## START Record extracts

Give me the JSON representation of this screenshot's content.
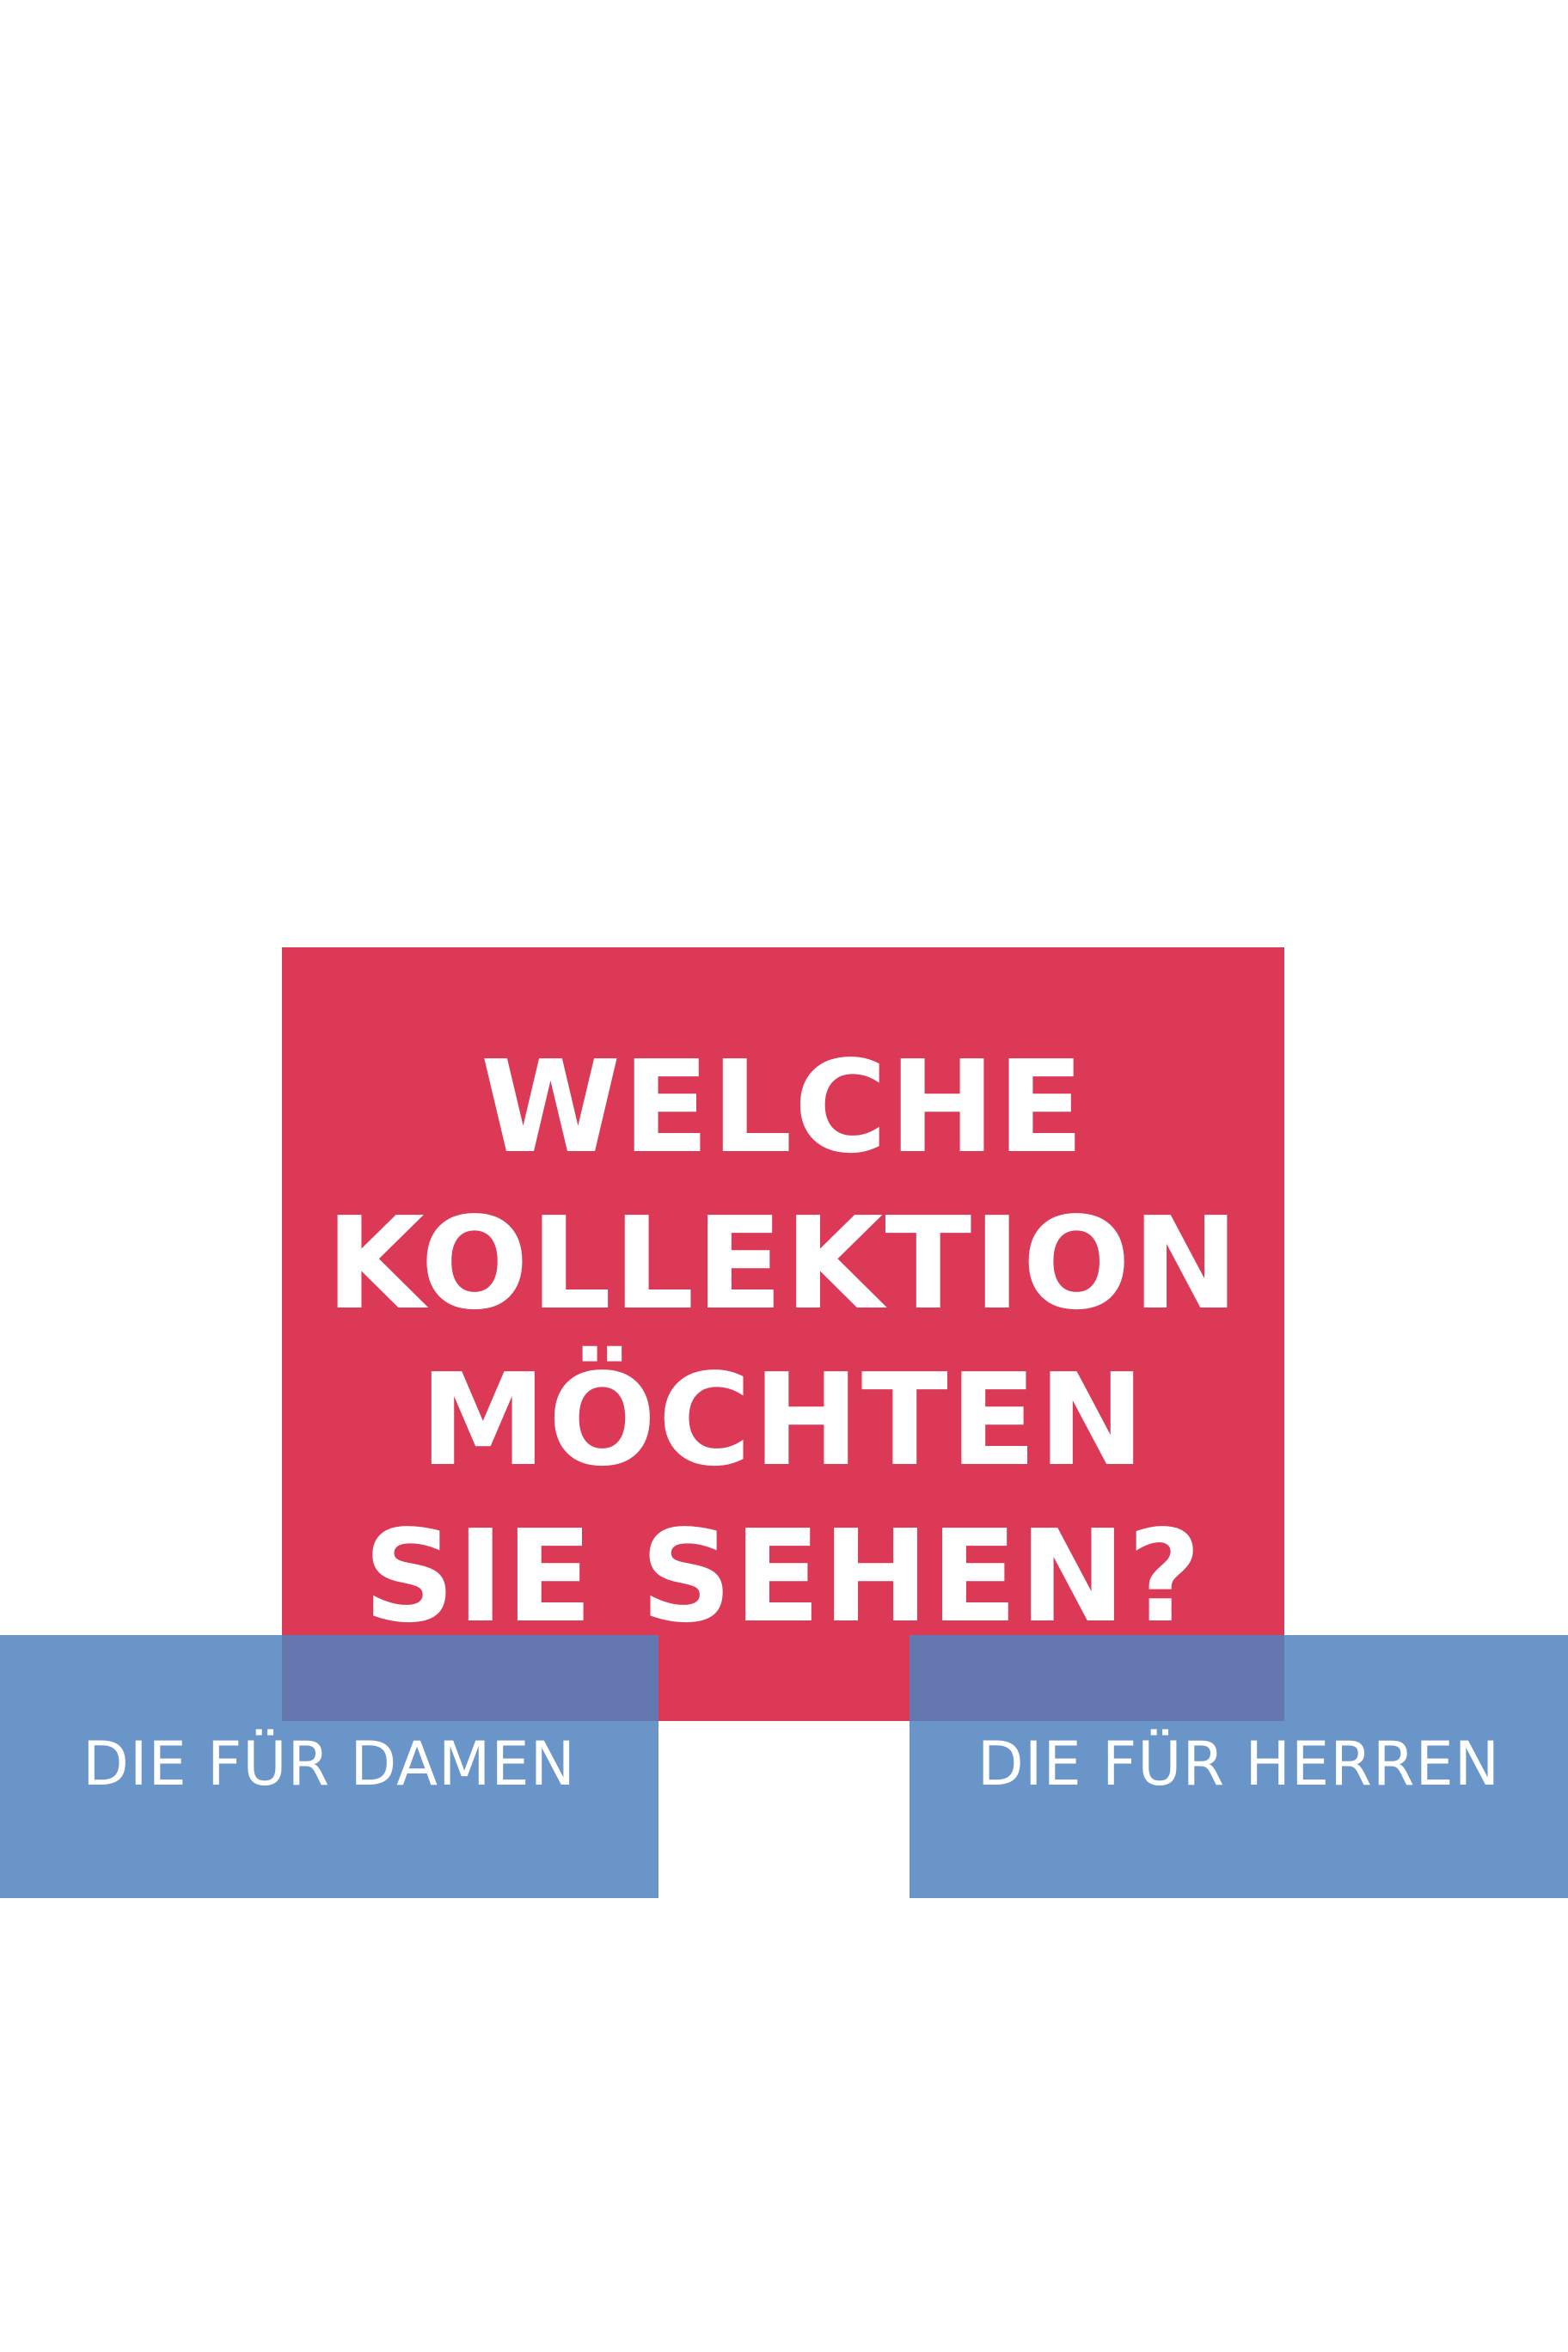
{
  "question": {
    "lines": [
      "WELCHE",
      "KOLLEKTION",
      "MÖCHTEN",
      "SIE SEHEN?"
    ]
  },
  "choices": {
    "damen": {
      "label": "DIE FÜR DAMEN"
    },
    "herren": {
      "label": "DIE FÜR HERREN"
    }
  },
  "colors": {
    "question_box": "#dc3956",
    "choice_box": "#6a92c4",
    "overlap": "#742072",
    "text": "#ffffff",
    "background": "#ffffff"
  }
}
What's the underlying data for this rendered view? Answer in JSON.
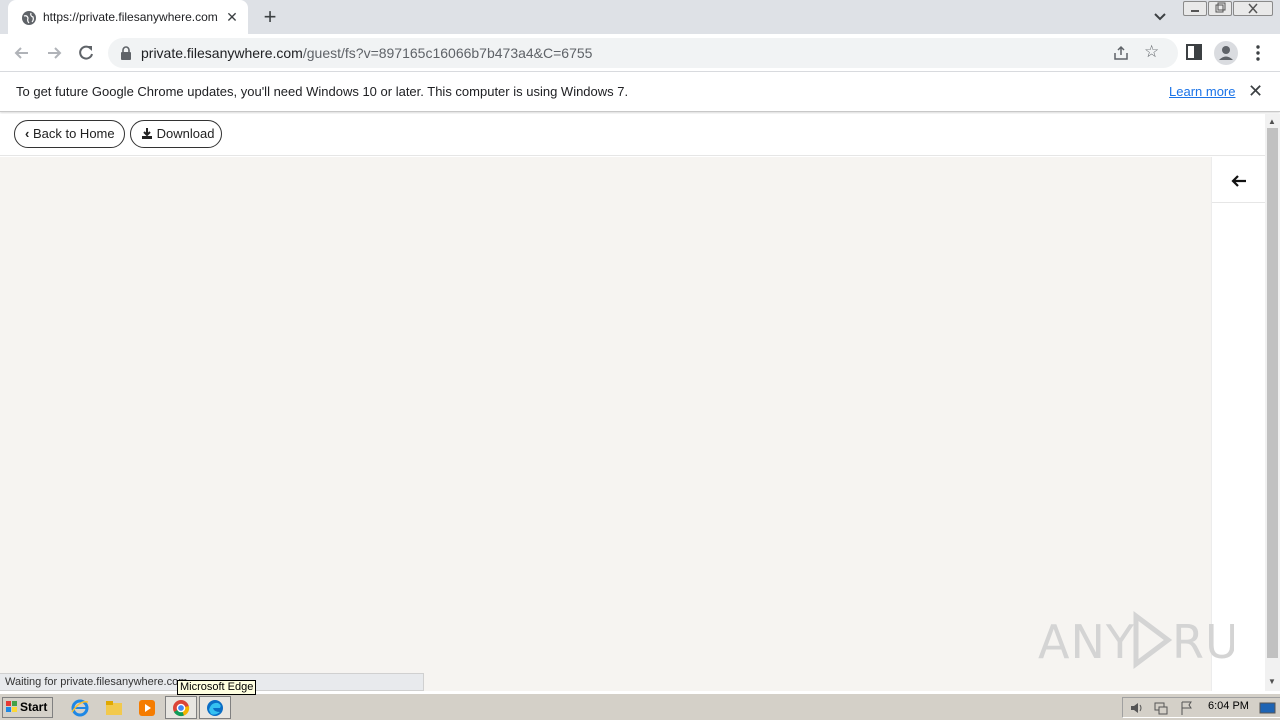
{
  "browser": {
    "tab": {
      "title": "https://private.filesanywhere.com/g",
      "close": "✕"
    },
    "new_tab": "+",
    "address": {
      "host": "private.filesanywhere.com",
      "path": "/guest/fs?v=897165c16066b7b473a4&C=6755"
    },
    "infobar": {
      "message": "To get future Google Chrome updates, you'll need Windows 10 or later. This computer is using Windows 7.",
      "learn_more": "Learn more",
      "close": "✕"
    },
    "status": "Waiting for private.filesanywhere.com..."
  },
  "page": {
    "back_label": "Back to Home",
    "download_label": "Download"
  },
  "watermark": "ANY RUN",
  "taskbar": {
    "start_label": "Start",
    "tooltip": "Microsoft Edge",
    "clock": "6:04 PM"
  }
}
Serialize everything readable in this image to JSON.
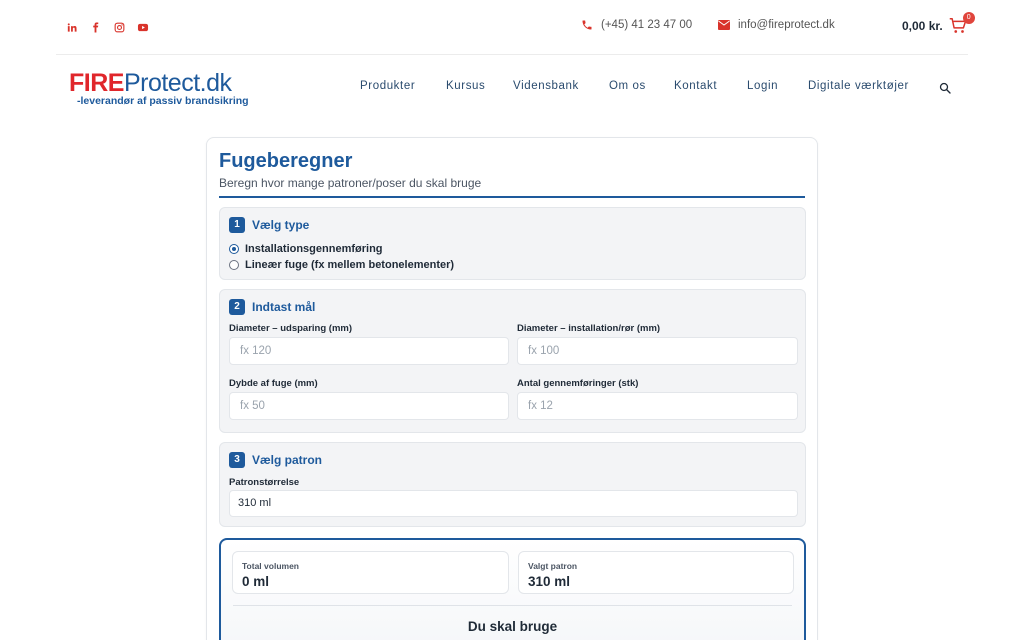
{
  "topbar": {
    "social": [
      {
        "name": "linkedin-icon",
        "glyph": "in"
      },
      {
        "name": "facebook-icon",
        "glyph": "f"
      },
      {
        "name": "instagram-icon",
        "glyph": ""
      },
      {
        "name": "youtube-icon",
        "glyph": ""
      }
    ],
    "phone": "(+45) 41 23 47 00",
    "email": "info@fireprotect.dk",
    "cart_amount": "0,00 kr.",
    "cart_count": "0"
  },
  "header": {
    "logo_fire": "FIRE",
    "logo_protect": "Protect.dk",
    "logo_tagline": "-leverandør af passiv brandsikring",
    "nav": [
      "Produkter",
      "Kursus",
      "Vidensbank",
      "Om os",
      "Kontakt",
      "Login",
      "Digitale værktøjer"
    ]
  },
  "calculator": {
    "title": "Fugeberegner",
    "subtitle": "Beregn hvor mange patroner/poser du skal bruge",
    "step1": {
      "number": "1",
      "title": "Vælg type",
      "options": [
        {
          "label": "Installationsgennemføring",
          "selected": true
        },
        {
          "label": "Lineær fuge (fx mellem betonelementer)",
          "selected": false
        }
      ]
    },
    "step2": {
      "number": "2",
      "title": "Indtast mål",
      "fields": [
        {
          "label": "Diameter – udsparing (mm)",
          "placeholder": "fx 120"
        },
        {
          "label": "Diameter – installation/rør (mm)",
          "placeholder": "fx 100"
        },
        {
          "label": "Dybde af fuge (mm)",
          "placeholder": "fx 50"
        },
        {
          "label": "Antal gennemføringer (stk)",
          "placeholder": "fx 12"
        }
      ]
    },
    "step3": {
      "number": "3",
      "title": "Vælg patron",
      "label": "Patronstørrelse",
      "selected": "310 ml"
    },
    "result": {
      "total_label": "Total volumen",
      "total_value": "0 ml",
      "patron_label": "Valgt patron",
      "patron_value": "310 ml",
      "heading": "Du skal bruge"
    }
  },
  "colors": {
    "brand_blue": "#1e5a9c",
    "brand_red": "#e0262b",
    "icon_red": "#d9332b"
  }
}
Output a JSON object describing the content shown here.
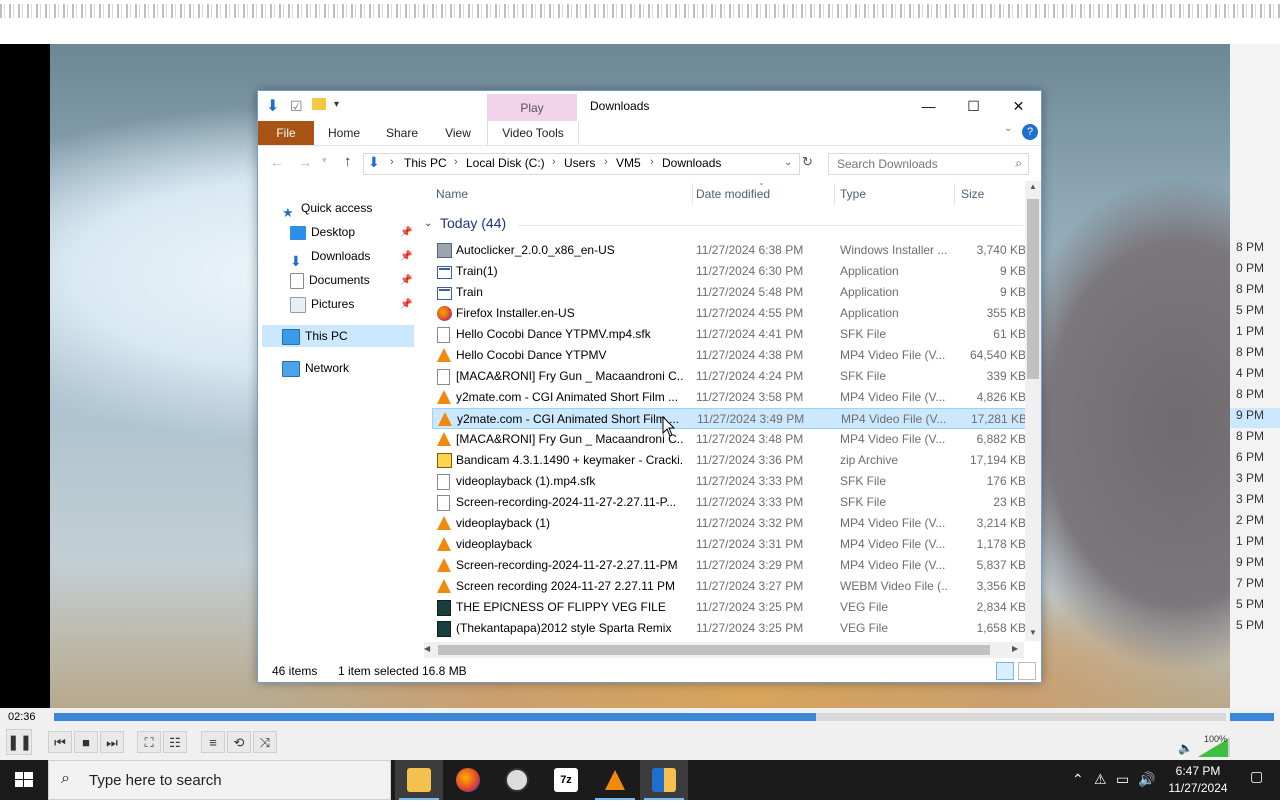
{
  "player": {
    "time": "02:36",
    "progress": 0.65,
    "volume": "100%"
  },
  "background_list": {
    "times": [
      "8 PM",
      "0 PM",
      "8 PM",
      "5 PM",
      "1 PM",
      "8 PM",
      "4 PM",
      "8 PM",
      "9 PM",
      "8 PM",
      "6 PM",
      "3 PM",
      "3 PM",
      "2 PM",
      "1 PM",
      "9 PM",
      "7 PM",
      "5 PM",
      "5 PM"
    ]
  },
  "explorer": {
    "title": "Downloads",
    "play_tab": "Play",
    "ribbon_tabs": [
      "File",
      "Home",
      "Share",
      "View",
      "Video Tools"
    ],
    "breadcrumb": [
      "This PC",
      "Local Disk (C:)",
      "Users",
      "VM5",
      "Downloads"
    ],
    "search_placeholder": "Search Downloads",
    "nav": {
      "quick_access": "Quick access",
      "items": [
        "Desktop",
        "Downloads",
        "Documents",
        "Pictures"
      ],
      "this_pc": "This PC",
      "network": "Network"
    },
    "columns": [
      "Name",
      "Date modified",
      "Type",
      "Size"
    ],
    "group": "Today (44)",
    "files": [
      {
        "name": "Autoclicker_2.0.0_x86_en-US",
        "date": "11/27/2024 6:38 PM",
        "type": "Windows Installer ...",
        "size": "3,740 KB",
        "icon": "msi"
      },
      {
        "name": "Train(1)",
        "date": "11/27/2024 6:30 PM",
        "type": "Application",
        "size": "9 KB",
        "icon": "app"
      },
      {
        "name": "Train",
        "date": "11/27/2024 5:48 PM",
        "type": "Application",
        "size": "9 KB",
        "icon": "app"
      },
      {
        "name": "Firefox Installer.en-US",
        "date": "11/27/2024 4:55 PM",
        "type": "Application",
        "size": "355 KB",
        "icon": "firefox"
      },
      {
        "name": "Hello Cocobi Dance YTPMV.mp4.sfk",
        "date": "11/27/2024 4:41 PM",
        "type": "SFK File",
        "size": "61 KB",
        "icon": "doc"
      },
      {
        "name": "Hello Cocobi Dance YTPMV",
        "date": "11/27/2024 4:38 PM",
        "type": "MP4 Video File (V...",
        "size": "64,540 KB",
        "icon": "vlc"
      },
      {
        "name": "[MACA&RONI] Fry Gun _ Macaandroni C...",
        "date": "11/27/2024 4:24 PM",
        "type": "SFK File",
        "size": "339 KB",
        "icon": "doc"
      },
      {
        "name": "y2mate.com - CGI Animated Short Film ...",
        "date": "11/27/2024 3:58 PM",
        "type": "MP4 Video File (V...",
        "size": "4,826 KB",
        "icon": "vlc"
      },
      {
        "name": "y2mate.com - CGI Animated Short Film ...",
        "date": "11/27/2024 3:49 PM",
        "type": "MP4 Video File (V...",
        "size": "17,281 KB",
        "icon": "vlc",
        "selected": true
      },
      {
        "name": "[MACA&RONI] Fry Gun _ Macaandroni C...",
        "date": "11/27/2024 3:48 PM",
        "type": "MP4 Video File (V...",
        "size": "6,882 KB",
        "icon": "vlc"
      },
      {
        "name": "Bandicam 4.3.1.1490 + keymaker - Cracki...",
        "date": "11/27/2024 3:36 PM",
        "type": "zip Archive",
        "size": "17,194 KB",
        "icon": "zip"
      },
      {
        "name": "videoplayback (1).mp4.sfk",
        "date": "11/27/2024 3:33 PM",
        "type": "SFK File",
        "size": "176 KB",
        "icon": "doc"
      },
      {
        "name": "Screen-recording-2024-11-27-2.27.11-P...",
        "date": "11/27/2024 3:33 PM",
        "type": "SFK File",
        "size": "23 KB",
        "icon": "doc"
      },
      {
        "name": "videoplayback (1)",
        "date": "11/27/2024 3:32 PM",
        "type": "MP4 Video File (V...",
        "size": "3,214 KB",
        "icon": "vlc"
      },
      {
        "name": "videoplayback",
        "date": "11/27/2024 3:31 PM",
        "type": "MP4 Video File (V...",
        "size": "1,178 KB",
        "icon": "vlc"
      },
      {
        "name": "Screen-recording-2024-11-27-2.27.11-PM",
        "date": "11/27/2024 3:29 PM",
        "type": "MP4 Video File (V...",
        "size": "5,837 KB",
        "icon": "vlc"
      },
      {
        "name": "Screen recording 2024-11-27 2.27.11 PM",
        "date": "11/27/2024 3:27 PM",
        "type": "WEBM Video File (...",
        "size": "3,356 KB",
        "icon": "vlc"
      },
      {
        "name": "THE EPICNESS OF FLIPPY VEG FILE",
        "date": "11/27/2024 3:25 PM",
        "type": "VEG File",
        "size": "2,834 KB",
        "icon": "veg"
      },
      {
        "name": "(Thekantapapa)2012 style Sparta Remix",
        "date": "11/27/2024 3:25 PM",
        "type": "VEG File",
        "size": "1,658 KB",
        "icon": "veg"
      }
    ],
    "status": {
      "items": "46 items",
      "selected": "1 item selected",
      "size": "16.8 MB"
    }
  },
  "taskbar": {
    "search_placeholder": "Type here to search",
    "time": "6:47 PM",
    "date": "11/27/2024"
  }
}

## END Record extracts

Given exercise ▸ Some lines of the data may hold the word "skal". Say how many do, with nothing else.

Written answer ▸ 2